- **EXERCISE DESCRIPTION**:
Below is some material; transcribe all of it exactly.

- **DATA TO USE**:
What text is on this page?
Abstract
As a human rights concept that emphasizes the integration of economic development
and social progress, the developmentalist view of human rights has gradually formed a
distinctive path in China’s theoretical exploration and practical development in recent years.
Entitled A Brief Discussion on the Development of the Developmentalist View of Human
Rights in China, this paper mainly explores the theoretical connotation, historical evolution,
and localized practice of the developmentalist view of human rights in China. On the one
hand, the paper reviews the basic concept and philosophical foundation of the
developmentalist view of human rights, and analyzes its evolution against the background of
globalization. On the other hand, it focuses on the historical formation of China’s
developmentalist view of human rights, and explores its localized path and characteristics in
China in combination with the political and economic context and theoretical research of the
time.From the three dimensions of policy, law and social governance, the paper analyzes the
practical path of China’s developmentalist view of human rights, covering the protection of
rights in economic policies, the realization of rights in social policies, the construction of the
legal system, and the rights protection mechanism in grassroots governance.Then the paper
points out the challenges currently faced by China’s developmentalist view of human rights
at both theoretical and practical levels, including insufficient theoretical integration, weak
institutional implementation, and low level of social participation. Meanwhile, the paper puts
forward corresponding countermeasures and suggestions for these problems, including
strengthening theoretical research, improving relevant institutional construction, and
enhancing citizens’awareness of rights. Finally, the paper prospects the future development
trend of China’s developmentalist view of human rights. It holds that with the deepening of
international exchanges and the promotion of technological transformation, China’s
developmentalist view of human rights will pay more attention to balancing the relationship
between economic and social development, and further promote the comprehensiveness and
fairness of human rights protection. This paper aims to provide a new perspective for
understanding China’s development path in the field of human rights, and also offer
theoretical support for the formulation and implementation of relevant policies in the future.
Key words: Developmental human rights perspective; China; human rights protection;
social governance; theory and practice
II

- **SOLUTION TO THE PROBLEM**:
What text is on this page?
Abstract
As a human rights concept that emphasizes the integration of economic development
and social progress, the developmentalist view of human rights has gradually formed a
distinctive path in China’s theoretical exploration and practical development in recent years.
Entitled A Brief Discussion on the Development of the Developmentalist View of Human
Rights in China, this paper mainly explores the theoretical connotation, historical evolution,
and localized practice of the developmentalist view of human rights in China. On the one
hand, the paper reviews the basic concept and philosophical foundation of the
developmentalist view of human rights, and analyzes its evolution against the background of
globalization. On the other hand, it focuses on the historical formation of China’s
developmentalist view of human rights, and explores its localized path and characteristics in
China in combination with the political and economic context and theoretical research of the
time.From the three dimensions of policy, law and social governance, the paper analyzes the
practical path of China’s developmentalist view of human rights, covering the protection of
rights in economic policies, the realization of rights in social policies, the construction of the
legal system, and the rights protection mechanism in grassroots governance.Then the paper
points out the challenges currently faced by China’s developmentalist view of human rights
at both theoretical and practical levels, including insufficient theoretical integration, weak
institutional implementation, and low level of social participation. Meanwhile, the paper puts
forward corresponding countermeasures and suggestions for these problems, including
strengthening theoretical research, improving relevant institutional construction, and
enhancing citizens’awareness of rights. Finally, the paper prospects the future development
trend of China’s developmentalist view of human rights. It holds that with the deepening of
international exchanges and the promotion of technological transformation, China’s
developmentalist view of human rights will pay more attention to balancing the relationship
between economic and social development, and further promote the comprehensiveness and
fairness of human rights protection. This paper aims to provide a new perspective for
understanding China’s development path in the field of human rights, and also offer
theoretical support for the formulation and implementation of relevant policies in the future.
Key words: Developmental human rights perspective; China; human rights protection;
social governance; theory and practice
II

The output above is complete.